AIM: Using the records provided below, locate and copy each line that contains the word "emit".

MATERIAL:
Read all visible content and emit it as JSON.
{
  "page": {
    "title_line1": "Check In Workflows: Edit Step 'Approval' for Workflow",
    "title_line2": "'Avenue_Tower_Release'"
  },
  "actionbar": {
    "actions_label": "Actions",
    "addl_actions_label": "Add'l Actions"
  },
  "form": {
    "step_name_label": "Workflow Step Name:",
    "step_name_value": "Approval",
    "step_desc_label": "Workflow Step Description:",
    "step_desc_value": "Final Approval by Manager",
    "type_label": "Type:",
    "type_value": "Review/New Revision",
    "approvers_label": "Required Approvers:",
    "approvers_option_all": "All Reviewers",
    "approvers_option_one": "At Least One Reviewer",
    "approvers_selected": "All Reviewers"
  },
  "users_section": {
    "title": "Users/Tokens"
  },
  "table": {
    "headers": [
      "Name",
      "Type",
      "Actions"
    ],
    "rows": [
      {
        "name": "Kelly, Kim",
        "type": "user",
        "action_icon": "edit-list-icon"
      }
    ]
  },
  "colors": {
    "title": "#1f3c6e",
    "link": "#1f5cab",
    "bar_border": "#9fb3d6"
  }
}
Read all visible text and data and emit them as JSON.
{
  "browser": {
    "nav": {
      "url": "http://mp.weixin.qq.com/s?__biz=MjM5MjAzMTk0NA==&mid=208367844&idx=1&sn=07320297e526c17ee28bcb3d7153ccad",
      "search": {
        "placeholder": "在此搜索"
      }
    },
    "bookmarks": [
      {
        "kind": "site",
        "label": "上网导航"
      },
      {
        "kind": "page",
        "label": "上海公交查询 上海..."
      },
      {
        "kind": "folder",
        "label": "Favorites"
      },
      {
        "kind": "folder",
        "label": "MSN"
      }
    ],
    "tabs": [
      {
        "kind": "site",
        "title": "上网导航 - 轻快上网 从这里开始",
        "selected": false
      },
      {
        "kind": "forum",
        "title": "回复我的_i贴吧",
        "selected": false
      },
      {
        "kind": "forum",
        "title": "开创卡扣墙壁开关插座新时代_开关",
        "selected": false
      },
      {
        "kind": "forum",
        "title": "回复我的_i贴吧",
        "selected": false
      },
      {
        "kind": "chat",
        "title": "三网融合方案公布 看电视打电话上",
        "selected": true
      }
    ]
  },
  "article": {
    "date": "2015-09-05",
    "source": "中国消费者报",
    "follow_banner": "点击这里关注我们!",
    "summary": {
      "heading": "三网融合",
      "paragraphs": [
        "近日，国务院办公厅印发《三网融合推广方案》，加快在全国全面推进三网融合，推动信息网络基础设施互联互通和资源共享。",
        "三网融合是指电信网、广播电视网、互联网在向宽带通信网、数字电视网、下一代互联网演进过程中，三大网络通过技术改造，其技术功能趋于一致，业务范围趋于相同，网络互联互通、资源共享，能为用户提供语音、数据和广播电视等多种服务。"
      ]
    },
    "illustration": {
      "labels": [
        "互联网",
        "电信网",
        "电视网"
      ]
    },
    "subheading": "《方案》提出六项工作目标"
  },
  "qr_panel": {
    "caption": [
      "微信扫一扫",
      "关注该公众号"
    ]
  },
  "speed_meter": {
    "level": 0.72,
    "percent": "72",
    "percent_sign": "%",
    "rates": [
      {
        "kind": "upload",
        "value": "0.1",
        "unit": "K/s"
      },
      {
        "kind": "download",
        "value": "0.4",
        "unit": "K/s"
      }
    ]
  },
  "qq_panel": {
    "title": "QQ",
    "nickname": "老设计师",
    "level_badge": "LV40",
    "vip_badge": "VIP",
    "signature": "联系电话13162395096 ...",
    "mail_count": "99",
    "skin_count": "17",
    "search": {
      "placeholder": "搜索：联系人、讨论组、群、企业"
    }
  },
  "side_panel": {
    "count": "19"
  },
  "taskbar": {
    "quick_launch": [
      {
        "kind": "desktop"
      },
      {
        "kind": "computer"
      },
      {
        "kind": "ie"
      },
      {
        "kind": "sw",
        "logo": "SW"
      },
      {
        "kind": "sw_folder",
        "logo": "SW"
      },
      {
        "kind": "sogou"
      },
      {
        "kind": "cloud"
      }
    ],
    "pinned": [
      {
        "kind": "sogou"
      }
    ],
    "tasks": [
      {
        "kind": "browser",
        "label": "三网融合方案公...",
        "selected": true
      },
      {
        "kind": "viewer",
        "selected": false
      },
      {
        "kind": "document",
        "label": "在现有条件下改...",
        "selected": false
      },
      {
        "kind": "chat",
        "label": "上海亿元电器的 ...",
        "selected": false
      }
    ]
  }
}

SOLUTION FOR THIS PROBLEM:
Read all visible content and emit it as JSON.
Read all visible text and data and emit them as JSON.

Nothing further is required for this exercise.